Exercise instructions:
1. Retype everything in the min-max scaling notebook from "Additionally, we implement" down to "after undergoing trnasformations.".
2. Write the next part of the min-max scaling notebook, starting after its last sentence.

# **Min-Max Scaling & Data Validation**
This notebook applies **Min-Max Scaling** to normalize composite survey scores, ensuring that all values are scaled between **0 and 1**. This transformation allows for **consistent comparisons between respondents**, as the original survey data contained composite scores on different numerical scales.

Additionally, we implement **automated validation tests** to confirm that: 

    ✅ Data and respondents are correctly loaded, all rows are present
    ✅ All transformed values **fall within the expected range** `[0,1]`
    ✅The re-scaled data is complete, after undergoing trnasformations.

Once the dataset has been successfully transformed and validated, it will be saved as a new CSV (CSV2.csv) which will be used in future notebooks.

In [19]:
# The following notebook uses these packages:
import pandas as pd
import numpy as np
from sklearn.preprocessing import MinMaxScaler
import os

In [20]:
# Load the file and preview the columns and data format
file_path = r"C:\Users\12012\OneDrive\Desktop\CSV1.csv"
if os.path.exists(file_path):
    df = pd.read_csv(file_path)
    print("✅")
    display(df.head())  # Display first rows
else:
    print("❌ File not found. Check the filename and/ or path.")


✅


Unnamed: 0,Respondent ID,Respondant Zip Code,Urban or Rural,Age,Gender,Ethnicity,Income Re-scaled see document for re-scaling,Education Re-scaled see document for rescaling,Household size Re-scaled see document for rescaling,Marital,...,Composite Crisis Score (Sum of all Crisis Scores),Systems Thinking Score 0-36,Trust Score 1-5,Conspiracy 5-20,Complexity 5-20,Openness 3-21,Conscienciousness 3-21,Extroversion 3-21,Agreeableness 3-21,Neuroticism 3-21
0,2590,85716,Urban,46,Female,Black,4,3,3,Single,...,30,28,1.0,8,13,8,21,7,21,17
1,1713,85396,Rural,20,Female,Hispanic,1,1,6,Single,...,30,21,1.0,10,13,10,12,14,11,12
2,2453,0,Rural,63,Male,White,6,3,2,Married,...,30,18,4.0,10,9,12,18,12,15,11
3,2052,85225,Urban,32,Female,White,5,2,3,Married,...,30,32,2.666667,15,13,12,17,12,17,21
4,1736,85297,Urban,43,Male,Asian,9,6,4,Married,...,30,36,3.333333,20,19,12,12,12,12,12


**🔹 Test 1: Verifying All Respondents Are Present:**
This test ensures that all 1042 survey responses from the Arizona-based cohort are included in the dataset. If the expected number of not found, it indicates that the data might be loading incorrectly or that the file is incomplete.

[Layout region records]
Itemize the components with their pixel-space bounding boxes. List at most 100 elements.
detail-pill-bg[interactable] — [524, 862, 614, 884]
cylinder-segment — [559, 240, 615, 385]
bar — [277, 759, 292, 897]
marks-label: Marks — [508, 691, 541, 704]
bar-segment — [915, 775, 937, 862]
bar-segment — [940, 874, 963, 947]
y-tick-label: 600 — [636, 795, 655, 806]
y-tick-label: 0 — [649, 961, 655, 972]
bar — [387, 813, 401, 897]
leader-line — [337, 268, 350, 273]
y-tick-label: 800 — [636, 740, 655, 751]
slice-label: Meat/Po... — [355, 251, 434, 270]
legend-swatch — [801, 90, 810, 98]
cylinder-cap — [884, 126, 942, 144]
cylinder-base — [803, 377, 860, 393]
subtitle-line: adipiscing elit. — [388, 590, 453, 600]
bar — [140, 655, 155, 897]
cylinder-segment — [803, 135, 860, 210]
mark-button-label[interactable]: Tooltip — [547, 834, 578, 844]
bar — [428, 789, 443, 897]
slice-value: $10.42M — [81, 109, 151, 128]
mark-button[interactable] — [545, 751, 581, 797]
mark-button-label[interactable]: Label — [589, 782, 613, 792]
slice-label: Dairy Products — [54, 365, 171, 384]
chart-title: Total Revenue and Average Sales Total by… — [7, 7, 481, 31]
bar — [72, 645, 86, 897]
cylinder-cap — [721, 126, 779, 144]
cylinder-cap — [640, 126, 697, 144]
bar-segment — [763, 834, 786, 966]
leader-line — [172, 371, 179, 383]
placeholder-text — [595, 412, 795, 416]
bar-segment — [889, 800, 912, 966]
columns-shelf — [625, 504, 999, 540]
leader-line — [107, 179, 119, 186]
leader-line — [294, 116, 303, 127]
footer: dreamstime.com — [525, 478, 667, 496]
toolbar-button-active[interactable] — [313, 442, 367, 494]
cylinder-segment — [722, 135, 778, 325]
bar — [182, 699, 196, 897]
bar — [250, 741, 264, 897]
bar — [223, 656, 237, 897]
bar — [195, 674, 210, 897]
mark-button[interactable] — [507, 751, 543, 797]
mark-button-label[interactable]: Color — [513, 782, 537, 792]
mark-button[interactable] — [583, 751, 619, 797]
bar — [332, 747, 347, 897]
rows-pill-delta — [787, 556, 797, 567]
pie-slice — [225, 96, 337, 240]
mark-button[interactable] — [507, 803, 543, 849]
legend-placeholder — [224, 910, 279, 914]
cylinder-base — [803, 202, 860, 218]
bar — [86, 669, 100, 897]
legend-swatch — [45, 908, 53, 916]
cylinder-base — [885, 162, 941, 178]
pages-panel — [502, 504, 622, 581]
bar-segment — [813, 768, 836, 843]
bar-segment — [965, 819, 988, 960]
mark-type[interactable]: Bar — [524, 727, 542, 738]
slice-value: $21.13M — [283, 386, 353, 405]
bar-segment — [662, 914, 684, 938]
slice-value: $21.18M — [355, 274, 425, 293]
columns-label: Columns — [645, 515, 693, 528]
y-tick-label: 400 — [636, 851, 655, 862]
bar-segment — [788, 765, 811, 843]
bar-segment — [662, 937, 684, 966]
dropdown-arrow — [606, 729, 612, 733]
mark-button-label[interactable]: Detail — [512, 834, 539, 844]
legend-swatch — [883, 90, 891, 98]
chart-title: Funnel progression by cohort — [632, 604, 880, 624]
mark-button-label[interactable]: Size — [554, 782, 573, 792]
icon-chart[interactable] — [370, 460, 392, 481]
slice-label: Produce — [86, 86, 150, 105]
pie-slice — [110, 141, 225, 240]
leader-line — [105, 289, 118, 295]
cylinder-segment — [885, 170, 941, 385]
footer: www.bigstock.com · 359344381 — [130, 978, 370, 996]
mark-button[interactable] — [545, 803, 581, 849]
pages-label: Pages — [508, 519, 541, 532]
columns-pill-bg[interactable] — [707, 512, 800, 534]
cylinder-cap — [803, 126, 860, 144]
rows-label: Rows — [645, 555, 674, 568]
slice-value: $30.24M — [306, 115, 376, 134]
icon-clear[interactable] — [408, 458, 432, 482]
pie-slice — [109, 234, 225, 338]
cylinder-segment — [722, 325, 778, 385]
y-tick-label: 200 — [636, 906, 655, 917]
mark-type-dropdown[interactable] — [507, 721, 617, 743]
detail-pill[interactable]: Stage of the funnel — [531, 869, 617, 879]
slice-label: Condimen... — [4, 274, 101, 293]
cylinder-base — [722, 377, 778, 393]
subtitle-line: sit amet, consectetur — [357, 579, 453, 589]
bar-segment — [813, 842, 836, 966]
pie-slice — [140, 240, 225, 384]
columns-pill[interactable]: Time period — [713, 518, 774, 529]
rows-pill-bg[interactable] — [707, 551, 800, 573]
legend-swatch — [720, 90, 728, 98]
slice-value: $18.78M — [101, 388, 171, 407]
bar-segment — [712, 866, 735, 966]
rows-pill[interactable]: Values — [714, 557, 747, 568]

Replies:
1.
Additionally, we implement **automated validation tests** to confirm that: 

    ✅ Data and respondents are correctly loaded, all rows are present
    ✅ All transformed values **fall within the expected range** `[0,1]`
    ✅The re-scaled data is complete, after undergoing trnasformations.

2.
In [21]:
expected_rows = 1042
assert df.shape[0] == expected_rows, f"❌ Error: Expected {expected_rows} rows, but found {df.shape[0]}!"
print(f"✅ Test Passed: All {expected_rows} respondents included.")

✅ Test Passed: All 1042 respondents included.


In [22]:
print(df.columns) # Full list of all columns and current scaling

Index(['Respondent ID', 'Respondant Zip Code', 'Urban or Rural', 'Age',
       'Gender', 'Ethnicity', 'Income Re-scaled see document for re-scaling',
       'Education Re-scaled see document for rescaling',
       'Household size Re-scaled see document for rescaling', 'Marital',
       'Employment Simple',
       'Elections: I think elections are fair and reliable Re-scaled see document for rescaling',
       'Last Election: Didn't Vote 0, Democrat 1, Republican 2',
       'Elections: I understand the term 'democracy' to mean:',
       'Elections: How would you define the political system in which you live? ',
       'Political System Oppinions: Which of these two political systems do you think is the most effective and functional for making complex decisions? ',
       'Political System Oppinions: Which of these two political systems would you prefer to live in?',
       'Economic Instability Re-scaled: 0=no impact 3=high impact',
       'Energy Crisis Re-scaled 0=no impact 3=high imp

## Composite Scores: 
**Uses:** A key feature of this project is the ability to **compare respondents** by generating **similarity scores** based on survey data. Some variables—like **age or income**—can be directly compared because they exist on a measurable scale. Others, such as **gender, ethnicity, household size, and education level**, can still be used for comparison but require more **contextual interpretation** rather than numerical scaling.  

To facilitate comparisons, the survey includes **composite scores**, which aggregate responses from multiple related questions into a single metric. These scores help **identify patterns** across respondents, but they also have **limitations**—they summarize complex behaviors and attitudes into a number, which may not capture the full **nuance of individual responses**.  

**Limitations:** While composite scores allow for broad **comparisons across the population**, they should be used with **an understanding of their constraints** They are designed to be reductive, rahter than expansive in nature, but the individual questions that contribute to these scales can still provide deeper insights into specific trends.  

**Challenges:** Some composite scores in the dataset **use different numerical ranges** (e.g., **0–36, 1–5, 3–21**). Without standardization, **direct comparisons are not meaningful**—a score of **10 in one category** might not represent the same level of agreement as **10 in another category**. Before meaningful comparisons can be made, we need to standardize the scores, by re-scaling them.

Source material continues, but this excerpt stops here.